▶ _Brief_
Update these lines by changing "y-tick-label" to "axis-label" everywhere it appears, and leave everything else as it is. Omit the pictures from your answer.

▶ _Material_

^^^^

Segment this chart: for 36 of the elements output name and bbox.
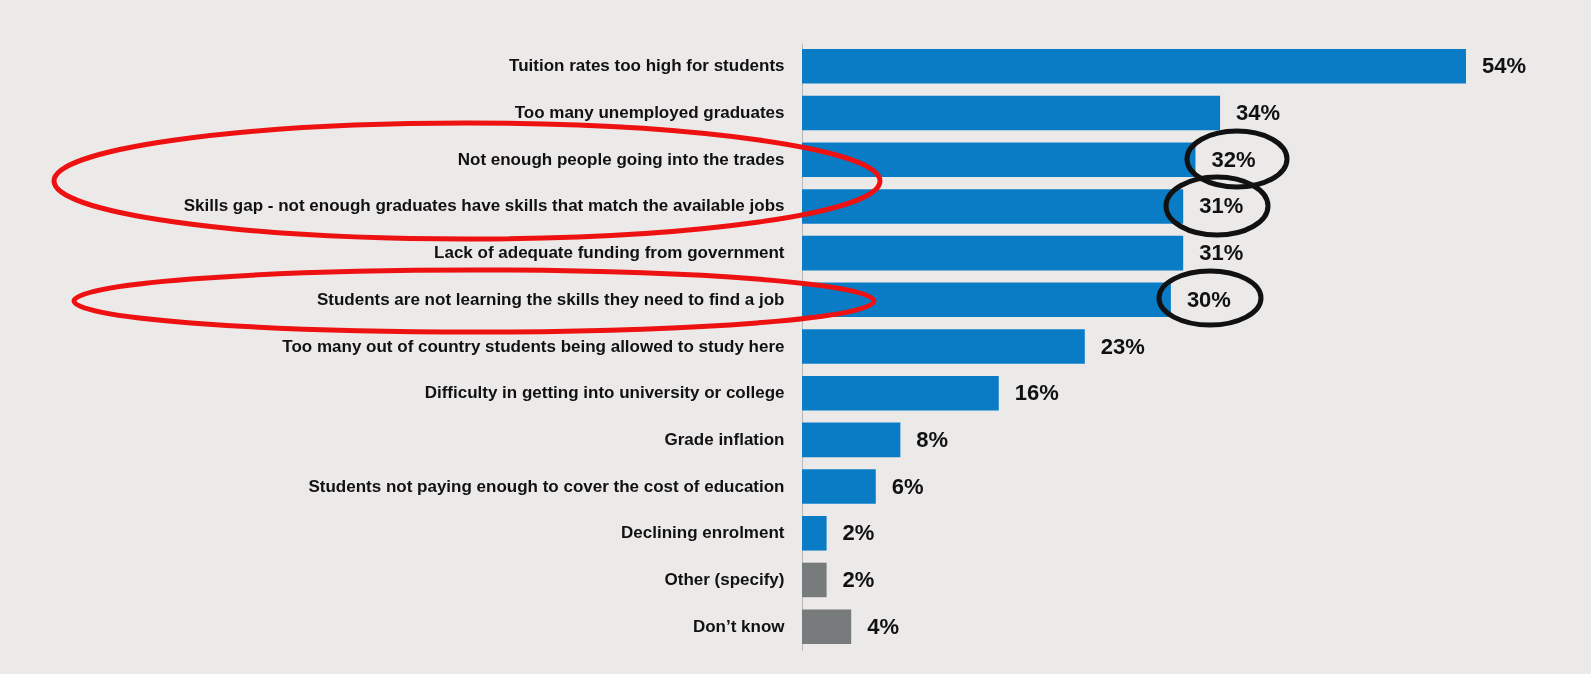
bar [802,469,876,504]
bar [802,515,827,551]
y-tick-label: Students not paying enough to cover the cost of education [308,476,785,496]
data-label: 23% [1100,333,1145,359]
y-tick-label: Grade inflation [664,429,785,449]
data-label: 34% [1236,100,1281,126]
y-tick-label: Tuition rates too high for students [509,56,785,76]
y-tick-label: Other (specify) [664,569,785,589]
data-label: 6% [891,473,924,499]
y-tick-label: Declining enrolment [621,523,785,543]
y-tick-label: Difficulty in getting into university or college [424,383,785,403]
data-label: 32% [1211,146,1256,172]
y-tick-label: Students are not learning the skills they need to find a job [316,289,785,309]
bar [802,422,901,458]
data-label: 8% [916,426,949,452]
data-label: 4% [867,613,899,639]
data-label: 2% [842,566,875,592]
bar [802,562,827,598]
data-label: 31% [1199,240,1244,266]
data-label: 2% [842,520,875,546]
bar [802,329,1085,364]
data-label: 31% [1199,193,1244,219]
data-label: 30% [1186,286,1231,312]
data-label: 54% [1482,53,1527,79]
y-tick-label: Too many out of country students being allowed to study here [282,336,785,356]
bar [802,235,1184,271]
y-tick-label: Lack of adequate funding from government [434,243,785,263]
data-label: 16% [1014,380,1059,406]
y-tick-label: Don’t know [692,616,786,636]
y-tick-label: Not enough people going into the trades [457,149,785,169]
bar [802,95,1221,131]
bar [802,49,1466,84]
bar [802,609,852,644]
bar [802,375,999,411]
y-tick-label: Too many unemployed graduates [514,103,785,123]
y-tick-label: Skills gap - not enough graduates have skills that match the available jobs [183,196,785,216]
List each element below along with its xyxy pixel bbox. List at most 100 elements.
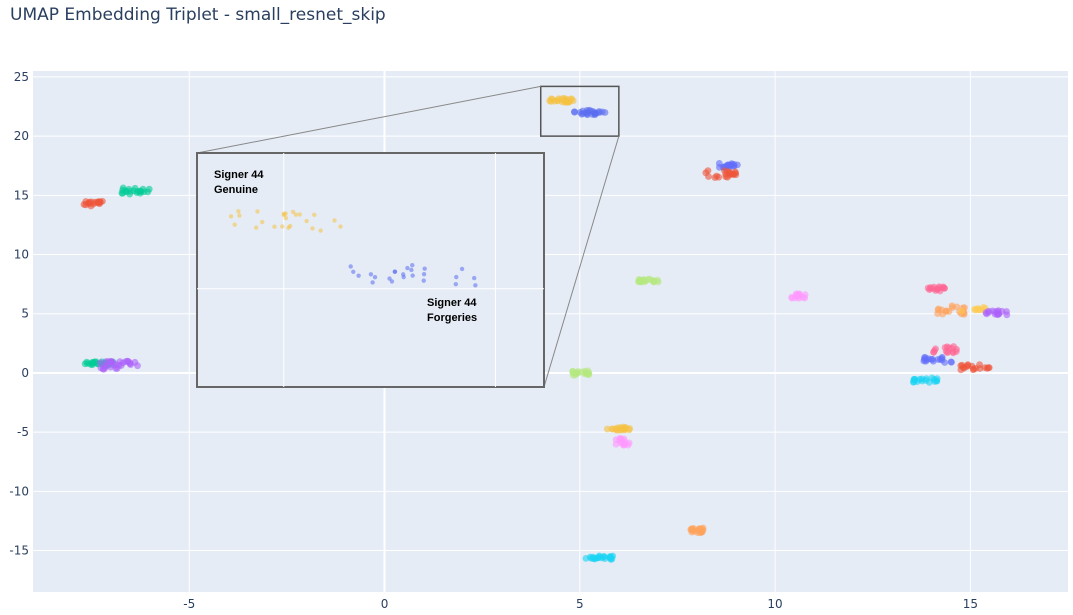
zoom-indicator <box>196 85 620 388</box>
inset-data-point <box>410 273 415 278</box>
data-point <box>927 285 935 292</box>
data-point <box>137 188 145 196</box>
data-point <box>934 310 942 318</box>
data-point <box>625 426 633 434</box>
data-point <box>606 553 614 561</box>
plot-area <box>33 71 1068 592</box>
data-point <box>953 345 960 353</box>
data-point <box>126 359 134 366</box>
data-point <box>642 277 650 285</box>
data-point <box>110 361 118 369</box>
inset-frame <box>196 152 545 388</box>
data-point <box>617 424 624 431</box>
scatter-points <box>80 94 1011 563</box>
data-point <box>922 377 930 384</box>
x-tick-label: 10 <box>767 597 782 611</box>
inset-data-point <box>422 266 427 271</box>
data-point <box>591 555 599 562</box>
data-point <box>569 371 577 379</box>
inset-data-point <box>287 223 293 229</box>
inset-annotation: Signer 44 <box>427 297 477 309</box>
data-point <box>964 362 972 369</box>
y-tick-label: 25 <box>14 70 29 84</box>
data-point <box>979 303 987 311</box>
zoom-inset: Signer 44 Genuine Signer 44 Forgeries <box>196 152 545 388</box>
inset-data-point <box>389 279 395 284</box>
connector-line <box>543 135 620 388</box>
inset-data-point <box>290 209 296 215</box>
inset-data-point <box>237 213 242 218</box>
inset-data-point <box>421 278 426 283</box>
data-point <box>562 99 570 106</box>
inset-data-point <box>310 226 315 231</box>
inset-data-point <box>421 271 427 277</box>
data-point <box>601 109 609 116</box>
data-point <box>621 438 629 446</box>
data-point <box>734 161 741 169</box>
x-axis-ticks: -5 0 5 10 15 <box>183 597 978 611</box>
inset-data-point <box>368 272 374 277</box>
inset-data-point <box>272 224 277 229</box>
data-point <box>969 366 977 374</box>
data-point <box>941 344 949 351</box>
inset-data-point <box>228 214 234 219</box>
data-point <box>913 378 921 386</box>
inset-data-point <box>356 273 361 278</box>
data-point <box>96 359 104 367</box>
grid-lines <box>33 71 1068 592</box>
data-point <box>144 188 152 196</box>
inset-data-point <box>253 225 259 230</box>
inset-annotation: Signer 44 <box>214 169 264 181</box>
data-point <box>603 425 611 433</box>
data-point <box>585 106 593 114</box>
data-point <box>122 187 130 195</box>
inset-annotation: Forgeries <box>427 312 477 324</box>
data-point <box>697 527 705 535</box>
inset-data-point <box>255 209 260 214</box>
data-point <box>713 172 721 180</box>
data-point <box>86 200 94 207</box>
data-point <box>983 310 990 318</box>
inset-data-point <box>312 212 317 218</box>
inset-data-point <box>283 215 289 221</box>
inset-data-point <box>392 269 398 274</box>
data-point <box>932 345 939 353</box>
data-point <box>579 107 587 115</box>
x-tick-label: -5 <box>183 597 195 611</box>
data-point <box>976 361 983 369</box>
data-point <box>934 355 942 363</box>
inset-data-point <box>351 269 356 275</box>
inset-data-point <box>232 222 237 227</box>
data-point <box>1003 311 1011 319</box>
data-point <box>595 108 603 115</box>
inset-data-point <box>260 219 265 225</box>
inset-data-point <box>332 218 337 223</box>
inset-data-point <box>370 280 375 285</box>
y-tick-label: 5 <box>21 307 29 321</box>
y-tick-label: 15 <box>14 188 29 202</box>
data-point <box>948 302 956 310</box>
inset-data-point <box>236 209 241 214</box>
inset-data-point <box>318 228 323 233</box>
zoom-region-box <box>539 85 620 137</box>
data-point <box>715 163 723 171</box>
y-tick-label: 10 <box>14 248 29 262</box>
chart-title: UMAP Embedding Triplet - small_resnet_sk… <box>10 5 386 25</box>
data-point <box>547 98 555 105</box>
data-point <box>600 553 608 561</box>
inset-data-point <box>473 283 478 288</box>
data-point <box>725 168 733 176</box>
data-point <box>688 528 696 536</box>
data-point <box>971 305 979 313</box>
data-point <box>728 161 736 169</box>
inset-data-point <box>338 224 343 229</box>
inset-data-point <box>459 266 465 272</box>
data-point <box>81 360 89 368</box>
inset-data-point <box>454 274 459 280</box>
y-tick-label: -5 <box>17 425 29 439</box>
data-point <box>654 276 661 284</box>
inset-data-point <box>348 264 353 269</box>
y-tick-label: -15 <box>9 544 29 558</box>
inset-data-point <box>280 224 285 229</box>
data-point <box>958 307 966 315</box>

^^^^

▶ _Correct result_
Segment this chart: for 36 of the elements output name and bbox.
bar [802,469,876,504]
bar [802,515,827,551]
axis-label: Students not paying enough to cover the cost of education [308,476,785,496]
data-label: 23% [1100,333,1145,359]
axis-label: Grade inflation [664,429,785,449]
data-label: 34% [1236,100,1281,126]
axis-label: Tuition rates too high for students [509,56,785,76]
axis-label: Other (specify) [664,569,785,589]
data-label: 6% [891,473,924,499]
axis-label: Declining enrolment [621,523,785,543]
axis-label: Difficulty in getting into university or college [424,383,785,403]
data-label: 32% [1211,146,1256,172]
axis-label: Students are not learning the skills they need to find a job [316,289,785,309]
bar [802,422,901,458]
data-label: 8% [916,426,949,452]
data-label: 4% [867,613,899,639]
data-label: 2% [842,566,875,592]
bar [802,562,827,598]
data-label: 31% [1199,240,1244,266]
data-label: 2% [842,520,875,546]
bar [802,329,1085,364]
data-label: 31% [1199,193,1244,219]
data-label: 30% [1186,286,1231,312]
data-label: 54% [1482,53,1527,79]
axis-label: Too many out of country students being allowed to study here [282,336,785,356]
bar [802,235,1184,271]
axis-label: Lack of adequate funding from government [434,243,785,263]
data-label: 16% [1014,380,1059,406]
axis-label: Don’t know [692,616,786,636]
axis-label: Not enough people going into the trades [457,149,785,169]
bar [802,95,1221,131]
bar [802,49,1466,84]
bar [802,609,852,644]
bar [802,375,999,411]
axis-label: Too many unemployed graduates [514,103,785,123]
axis-label: Skills gap - not enough graduates have skills that match the available jobs [183,196,785,216]
List each element below along with its xyxy pixel bbox. List at most 100 elements.
zoom-indicator <box>196 85 620 388</box>
inset-data-point <box>410 273 415 278</box>
data-point <box>927 285 935 292</box>
data-point <box>137 188 145 196</box>
data-point <box>934 310 942 318</box>
data-point <box>625 426 633 434</box>
data-point <box>606 553 614 561</box>
plot-area <box>33 71 1068 592</box>
data-point <box>953 345 960 353</box>
data-point <box>126 359 134 366</box>
data-point <box>642 277 650 285</box>
data-point <box>110 361 118 369</box>
inset-frame <box>196 152 545 388</box>
data-point <box>617 424 624 431</box>
scatter-points <box>80 94 1011 563</box>
data-point <box>922 377 930 384</box>
x-tick-label: 10 <box>767 597 782 611</box>
inset-data-point <box>422 266 427 271</box>
data-point <box>591 555 599 562</box>
data-point <box>569 371 577 379</box>
inset-data-point <box>287 223 293 229</box>
inset-annotation: Signer 44 <box>427 297 477 309</box>
data-point <box>964 362 972 369</box>
axis-label: 25 <box>14 70 29 84</box>
data-point <box>979 303 987 311</box>
zoom-inset: Signer 44 Genuine Signer 44 Forgeries <box>196 152 545 388</box>
inset-data-point <box>389 279 395 284</box>
connector-line <box>543 135 620 388</box>
inset-data-point <box>290 209 296 215</box>
inset-data-point <box>237 213 242 218</box>
inset-data-point <box>421 278 426 283</box>
data-point <box>562 99 570 106</box>
inset-data-point <box>310 226 315 231</box>
inset-data-point <box>421 271 427 277</box>
data-point <box>601 109 609 116</box>
data-point <box>621 438 629 446</box>
data-point <box>734 161 741 169</box>
x-axis-ticks: -5 0 5 10 15 <box>183 597 978 611</box>
inset-data-point <box>368 272 374 277</box>
inset-data-point <box>272 224 277 229</box>
data-point <box>969 366 977 374</box>
data-point <box>941 344 949 351</box>
inset-data-point <box>228 214 234 219</box>
data-point <box>913 378 921 386</box>
inset-data-point <box>356 273 361 278</box>
data-point <box>96 359 104 367</box>
grid-lines <box>33 71 1068 592</box>
data-point <box>144 188 152 196</box>
inset-data-point <box>253 225 259 230</box>
inset-annotation: Signer 44 <box>214 169 264 181</box>
data-point <box>603 425 611 433</box>
data-point <box>585 106 593 114</box>
data-point <box>122 187 130 195</box>
inset-annotation: Forgeries <box>427 312 477 324</box>
data-point <box>697 527 705 535</box>
inset-data-point <box>255 209 260 214</box>
data-point <box>713 172 721 180</box>
data-point <box>86 200 94 207</box>
data-point <box>983 310 990 318</box>
inset-data-point <box>312 212 317 218</box>
inset-data-point <box>283 215 289 221</box>
inset-data-point <box>392 269 398 274</box>
data-point <box>932 345 939 353</box>
data-point <box>579 107 587 115</box>
x-tick-label: -5 <box>183 597 195 611</box>
data-point <box>976 361 983 369</box>
data-point <box>934 355 942 363</box>
inset-data-point <box>351 269 356 275</box>
inset-data-point <box>232 222 237 227</box>
data-point <box>1003 311 1011 319</box>
data-point <box>595 108 603 115</box>
inset-data-point <box>260 219 265 225</box>
inset-data-point <box>332 218 337 223</box>
inset-data-point <box>370 280 375 285</box>
axis-label: 5 <box>21 307 29 321</box>
axis-label: 15 <box>14 188 29 202</box>
data-point <box>948 302 956 310</box>
inset-data-point <box>236 209 241 214</box>
inset-data-point <box>318 228 323 233</box>
zoom-region-box <box>539 85 620 137</box>
data-point <box>715 163 723 171</box>
axis-label: 10 <box>14 248 29 262</box>
chart-title: UMAP Embedding Triplet - small_resnet_sk… <box>10 5 386 25</box>
data-point <box>547 98 555 105</box>
data-point <box>600 553 608 561</box>
inset-data-point <box>473 283 478 288</box>
data-point <box>725 168 733 176</box>
data-point <box>688 528 696 536</box>
data-point <box>971 305 979 313</box>
data-point <box>728 161 736 169</box>
inset-data-point <box>338 224 343 229</box>
inset-data-point <box>459 266 465 272</box>
data-point <box>81 360 89 368</box>
inset-data-point <box>454 274 459 280</box>
axis-label: -5 <box>17 425 29 439</box>
data-point <box>654 276 661 284</box>
inset-data-point <box>348 264 353 269</box>
axis-label: -15 <box>9 544 29 558</box>
inset-data-point <box>280 224 285 229</box>
data-point <box>958 307 966 315</box>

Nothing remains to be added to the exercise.